Negociações na Rodada Doha entram em crise. De novo

Terça-Feira, 03 de Junho de 2008 

 

Jamil Chade
A Rodada Doha da Organização Mundial do Comércio (OMC) voltou a entrar em crise profunda. Ontem, o mediador das negociações para a liberação de produtos industriais, Don Stephenson, jogou a toalha dizendo que seria inútil continuar o processo por falta de entendimento.

De um lado, americanos e europeus querem amplo acesso aos mercados industriais e de serviços dos países emergentes para abrir seus mercados agrícolas. O países emergentes, entre eles Brasil, Argentina, África do Sul e Índia, se recusam a aceitar a liberação de mais de 50% sugerida pela OMC. Para esses governos, o que há sobre a mesa na agricultura não justifica a abertura de seus mercados industriais e de serviços.

“É hora de os países assumirem a responsabilidade e trabalharem para aproximar posições”, disse Stephanson. “Enquanto não chegarem nesse ponto, me parece inútil convocar reuniões de negociações.”

==*==

> TRABALHO SOLICITADO
1. Segundo o texto sobre a Rodada Doha, por que os países emergentes se recusam a aceitar a liberação de mais de 50% sugerida pela OMC?
2. Transcreva literalmente o trecho do texto sobre a Rodada Doha entre "Negociações na Rodada" e "e de serviços.", incluindo esses dois pontos.

==*==

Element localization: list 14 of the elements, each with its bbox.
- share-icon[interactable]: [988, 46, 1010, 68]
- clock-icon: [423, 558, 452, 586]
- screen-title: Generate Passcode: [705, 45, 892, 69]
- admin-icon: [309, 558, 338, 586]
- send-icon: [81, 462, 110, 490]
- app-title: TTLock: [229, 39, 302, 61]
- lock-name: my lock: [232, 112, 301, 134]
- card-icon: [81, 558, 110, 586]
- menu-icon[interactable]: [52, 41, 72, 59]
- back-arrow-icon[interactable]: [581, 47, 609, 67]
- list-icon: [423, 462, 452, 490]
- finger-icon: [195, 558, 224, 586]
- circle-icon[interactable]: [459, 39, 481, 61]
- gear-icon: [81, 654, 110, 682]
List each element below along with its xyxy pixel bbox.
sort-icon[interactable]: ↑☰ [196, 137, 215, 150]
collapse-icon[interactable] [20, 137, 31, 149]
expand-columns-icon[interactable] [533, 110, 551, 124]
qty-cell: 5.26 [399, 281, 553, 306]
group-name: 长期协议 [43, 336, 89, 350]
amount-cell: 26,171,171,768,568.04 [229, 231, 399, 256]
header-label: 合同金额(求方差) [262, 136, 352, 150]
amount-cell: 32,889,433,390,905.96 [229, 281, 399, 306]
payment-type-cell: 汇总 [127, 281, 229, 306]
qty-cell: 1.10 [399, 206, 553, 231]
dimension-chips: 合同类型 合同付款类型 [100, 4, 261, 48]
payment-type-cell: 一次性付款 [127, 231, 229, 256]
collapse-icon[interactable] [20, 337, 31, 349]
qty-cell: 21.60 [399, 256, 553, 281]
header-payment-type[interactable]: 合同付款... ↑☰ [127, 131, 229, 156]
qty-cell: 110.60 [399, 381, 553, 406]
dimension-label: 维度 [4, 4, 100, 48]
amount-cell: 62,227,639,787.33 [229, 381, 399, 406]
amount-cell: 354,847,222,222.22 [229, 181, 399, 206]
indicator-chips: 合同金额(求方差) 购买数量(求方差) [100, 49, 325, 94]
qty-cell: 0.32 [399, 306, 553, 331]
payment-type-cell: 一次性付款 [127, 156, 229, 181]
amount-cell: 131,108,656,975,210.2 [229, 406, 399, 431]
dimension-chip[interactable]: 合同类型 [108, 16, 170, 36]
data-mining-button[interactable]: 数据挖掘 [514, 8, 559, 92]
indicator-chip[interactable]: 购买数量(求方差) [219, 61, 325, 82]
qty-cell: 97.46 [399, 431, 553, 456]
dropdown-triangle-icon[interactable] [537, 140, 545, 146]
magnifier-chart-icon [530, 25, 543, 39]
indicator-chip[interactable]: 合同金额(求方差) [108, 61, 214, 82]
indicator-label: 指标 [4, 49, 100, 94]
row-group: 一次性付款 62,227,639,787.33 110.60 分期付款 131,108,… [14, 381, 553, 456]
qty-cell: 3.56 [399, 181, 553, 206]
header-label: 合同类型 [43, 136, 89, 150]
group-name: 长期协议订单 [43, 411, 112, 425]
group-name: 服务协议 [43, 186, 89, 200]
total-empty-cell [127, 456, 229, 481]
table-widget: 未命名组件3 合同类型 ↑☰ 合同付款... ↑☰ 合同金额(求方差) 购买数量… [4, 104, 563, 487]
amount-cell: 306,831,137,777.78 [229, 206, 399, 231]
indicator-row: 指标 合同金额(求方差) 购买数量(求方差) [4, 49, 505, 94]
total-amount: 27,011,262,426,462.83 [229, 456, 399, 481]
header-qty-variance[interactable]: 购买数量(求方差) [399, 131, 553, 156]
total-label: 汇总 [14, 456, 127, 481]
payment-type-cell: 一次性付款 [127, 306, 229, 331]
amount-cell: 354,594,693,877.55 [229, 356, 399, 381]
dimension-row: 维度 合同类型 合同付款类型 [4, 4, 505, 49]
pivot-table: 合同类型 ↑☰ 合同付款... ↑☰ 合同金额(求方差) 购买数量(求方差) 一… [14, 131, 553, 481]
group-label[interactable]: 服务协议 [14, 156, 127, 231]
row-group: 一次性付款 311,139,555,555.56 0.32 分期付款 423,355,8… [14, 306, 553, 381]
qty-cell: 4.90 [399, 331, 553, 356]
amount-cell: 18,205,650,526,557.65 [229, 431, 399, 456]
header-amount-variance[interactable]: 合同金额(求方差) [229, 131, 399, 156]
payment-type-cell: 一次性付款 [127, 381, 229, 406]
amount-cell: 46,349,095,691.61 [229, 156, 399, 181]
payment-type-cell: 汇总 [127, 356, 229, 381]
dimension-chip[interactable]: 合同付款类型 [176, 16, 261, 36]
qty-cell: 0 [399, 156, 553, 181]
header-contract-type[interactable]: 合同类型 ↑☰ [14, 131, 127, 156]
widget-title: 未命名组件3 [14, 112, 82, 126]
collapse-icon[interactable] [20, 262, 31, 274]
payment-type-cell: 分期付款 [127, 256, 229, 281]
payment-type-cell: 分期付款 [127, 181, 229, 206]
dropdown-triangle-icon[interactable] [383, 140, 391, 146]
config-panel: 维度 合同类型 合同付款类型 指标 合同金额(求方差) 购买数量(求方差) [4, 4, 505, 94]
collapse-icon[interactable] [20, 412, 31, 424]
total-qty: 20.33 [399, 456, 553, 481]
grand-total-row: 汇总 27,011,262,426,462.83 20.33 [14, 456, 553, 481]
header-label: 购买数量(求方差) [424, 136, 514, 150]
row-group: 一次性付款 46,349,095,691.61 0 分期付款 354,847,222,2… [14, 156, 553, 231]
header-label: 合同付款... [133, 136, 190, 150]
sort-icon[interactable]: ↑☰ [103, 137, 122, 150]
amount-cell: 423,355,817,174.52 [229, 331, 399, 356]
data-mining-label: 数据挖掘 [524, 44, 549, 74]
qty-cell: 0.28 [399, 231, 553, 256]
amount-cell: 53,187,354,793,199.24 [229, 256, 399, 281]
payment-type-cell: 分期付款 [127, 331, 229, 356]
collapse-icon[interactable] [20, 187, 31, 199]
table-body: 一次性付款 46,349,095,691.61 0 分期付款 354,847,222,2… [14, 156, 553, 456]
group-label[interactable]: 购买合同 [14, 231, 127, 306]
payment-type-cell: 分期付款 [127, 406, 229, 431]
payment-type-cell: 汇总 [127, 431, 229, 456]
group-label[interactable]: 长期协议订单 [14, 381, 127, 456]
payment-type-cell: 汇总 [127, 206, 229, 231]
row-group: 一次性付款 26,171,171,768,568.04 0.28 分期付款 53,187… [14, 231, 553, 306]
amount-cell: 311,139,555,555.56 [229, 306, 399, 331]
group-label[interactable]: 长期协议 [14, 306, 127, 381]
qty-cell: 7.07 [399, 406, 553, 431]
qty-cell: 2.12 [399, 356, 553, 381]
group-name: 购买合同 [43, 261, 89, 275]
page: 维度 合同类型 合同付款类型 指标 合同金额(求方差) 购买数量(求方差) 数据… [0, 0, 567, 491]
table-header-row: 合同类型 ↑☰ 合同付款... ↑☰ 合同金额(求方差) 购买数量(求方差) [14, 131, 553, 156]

==*==

> LISTA DE RESPOSTAS
1. Para esses governos, o que há sobre a mesa na agricultura não justifica a abertura de seus mercados industriais e de serviços.

2.
Negociações na Rodada Doha entram em crise. De novo

Terça-Feira, 03 de Junho de 2008 

 

Jamil Chade
A Rodada Doha da Organização Mundial do Comércio (OMC) voltou a entrar em crise profunda. Ontem, o mediador das negociações para a liberação de produtos industriais, Don Stephenson, jogou a toalha dizendo que seria inútil continuar o processo por falta de entendimento.

De um lado, americanos e europeus querem amplo acesso aos mercados industriais e de serviços dos países emergentes para abrir seus mercados agrícolas. O países emergentes, entre eles Brasil, Argentina, África do Sul e Índia, se recusam a aceitar a liberação de mais de 50% sugerida pela OMC. Para esses governos, o que há sobre a mesa na agricultura não justifica a abertura de seus mercados industriais e de serviços.